* _Given problem_:
Check each line of the data for "наблюдения" and select those that have it.

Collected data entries
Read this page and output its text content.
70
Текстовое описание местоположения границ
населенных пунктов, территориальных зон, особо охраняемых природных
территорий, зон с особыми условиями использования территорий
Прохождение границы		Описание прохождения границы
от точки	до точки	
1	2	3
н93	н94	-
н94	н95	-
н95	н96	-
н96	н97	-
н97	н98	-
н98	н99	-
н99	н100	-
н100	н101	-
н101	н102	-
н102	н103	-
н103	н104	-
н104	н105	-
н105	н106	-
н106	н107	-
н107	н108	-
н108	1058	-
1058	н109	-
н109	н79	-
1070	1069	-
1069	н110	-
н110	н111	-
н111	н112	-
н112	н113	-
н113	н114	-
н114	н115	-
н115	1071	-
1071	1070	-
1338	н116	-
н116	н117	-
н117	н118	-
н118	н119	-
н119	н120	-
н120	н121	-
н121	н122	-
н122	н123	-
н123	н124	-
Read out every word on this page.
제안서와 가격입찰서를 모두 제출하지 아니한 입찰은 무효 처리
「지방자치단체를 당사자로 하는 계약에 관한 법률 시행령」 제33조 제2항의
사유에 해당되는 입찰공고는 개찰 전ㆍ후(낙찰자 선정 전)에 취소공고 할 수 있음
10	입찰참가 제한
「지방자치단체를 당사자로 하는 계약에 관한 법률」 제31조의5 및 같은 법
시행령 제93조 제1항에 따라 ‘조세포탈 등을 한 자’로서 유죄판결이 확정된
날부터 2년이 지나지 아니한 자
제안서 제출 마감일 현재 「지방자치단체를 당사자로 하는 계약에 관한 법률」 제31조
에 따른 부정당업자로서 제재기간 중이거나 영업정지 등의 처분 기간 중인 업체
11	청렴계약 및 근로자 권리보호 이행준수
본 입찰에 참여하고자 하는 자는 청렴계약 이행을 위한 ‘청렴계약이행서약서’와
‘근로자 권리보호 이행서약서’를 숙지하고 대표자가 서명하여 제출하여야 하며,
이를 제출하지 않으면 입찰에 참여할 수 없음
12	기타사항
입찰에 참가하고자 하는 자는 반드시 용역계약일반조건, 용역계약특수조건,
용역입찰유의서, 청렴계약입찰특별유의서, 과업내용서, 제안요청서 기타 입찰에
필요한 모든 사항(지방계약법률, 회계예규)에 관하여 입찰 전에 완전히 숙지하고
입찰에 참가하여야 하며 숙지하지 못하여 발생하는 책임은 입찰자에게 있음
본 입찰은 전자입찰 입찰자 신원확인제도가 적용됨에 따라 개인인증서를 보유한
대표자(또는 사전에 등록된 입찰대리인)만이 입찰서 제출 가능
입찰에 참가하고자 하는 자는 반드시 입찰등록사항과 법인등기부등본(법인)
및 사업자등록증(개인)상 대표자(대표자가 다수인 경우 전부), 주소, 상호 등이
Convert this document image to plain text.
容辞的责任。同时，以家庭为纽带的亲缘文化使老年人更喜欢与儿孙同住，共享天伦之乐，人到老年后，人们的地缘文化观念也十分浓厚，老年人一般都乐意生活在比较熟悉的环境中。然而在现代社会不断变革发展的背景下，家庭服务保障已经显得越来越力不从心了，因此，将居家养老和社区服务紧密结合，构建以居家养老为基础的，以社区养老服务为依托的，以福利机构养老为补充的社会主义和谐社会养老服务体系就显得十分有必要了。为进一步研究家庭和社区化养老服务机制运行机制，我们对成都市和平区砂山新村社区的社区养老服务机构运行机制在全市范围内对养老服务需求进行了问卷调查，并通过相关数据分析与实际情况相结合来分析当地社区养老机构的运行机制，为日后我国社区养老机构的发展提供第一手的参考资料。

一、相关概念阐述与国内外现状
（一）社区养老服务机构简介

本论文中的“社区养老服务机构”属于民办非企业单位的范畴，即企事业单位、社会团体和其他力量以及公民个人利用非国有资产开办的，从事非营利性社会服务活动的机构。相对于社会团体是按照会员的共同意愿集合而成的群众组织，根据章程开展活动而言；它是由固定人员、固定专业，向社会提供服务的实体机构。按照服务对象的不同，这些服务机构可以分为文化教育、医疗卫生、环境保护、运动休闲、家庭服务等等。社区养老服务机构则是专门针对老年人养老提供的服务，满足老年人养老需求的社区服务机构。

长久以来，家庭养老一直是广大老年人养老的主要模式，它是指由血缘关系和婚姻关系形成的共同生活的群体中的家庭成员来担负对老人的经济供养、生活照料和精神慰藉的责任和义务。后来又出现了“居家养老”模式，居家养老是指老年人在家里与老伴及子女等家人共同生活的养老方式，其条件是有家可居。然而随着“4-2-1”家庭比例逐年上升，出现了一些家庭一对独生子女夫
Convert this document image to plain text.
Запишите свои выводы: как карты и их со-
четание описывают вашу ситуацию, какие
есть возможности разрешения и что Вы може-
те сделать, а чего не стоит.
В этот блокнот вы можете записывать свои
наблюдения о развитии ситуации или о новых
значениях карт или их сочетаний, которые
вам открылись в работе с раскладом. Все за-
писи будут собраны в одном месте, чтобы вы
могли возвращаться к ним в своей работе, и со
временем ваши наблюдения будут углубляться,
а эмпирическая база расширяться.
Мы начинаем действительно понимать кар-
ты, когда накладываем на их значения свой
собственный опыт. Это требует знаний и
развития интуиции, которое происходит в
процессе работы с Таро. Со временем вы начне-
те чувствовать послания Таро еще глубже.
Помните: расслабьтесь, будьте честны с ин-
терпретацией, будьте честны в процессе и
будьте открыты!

* _Solution for this exercise_:
наблюдения о развитии ситуации или о новых
временем ваши наблюдения будут углубляться,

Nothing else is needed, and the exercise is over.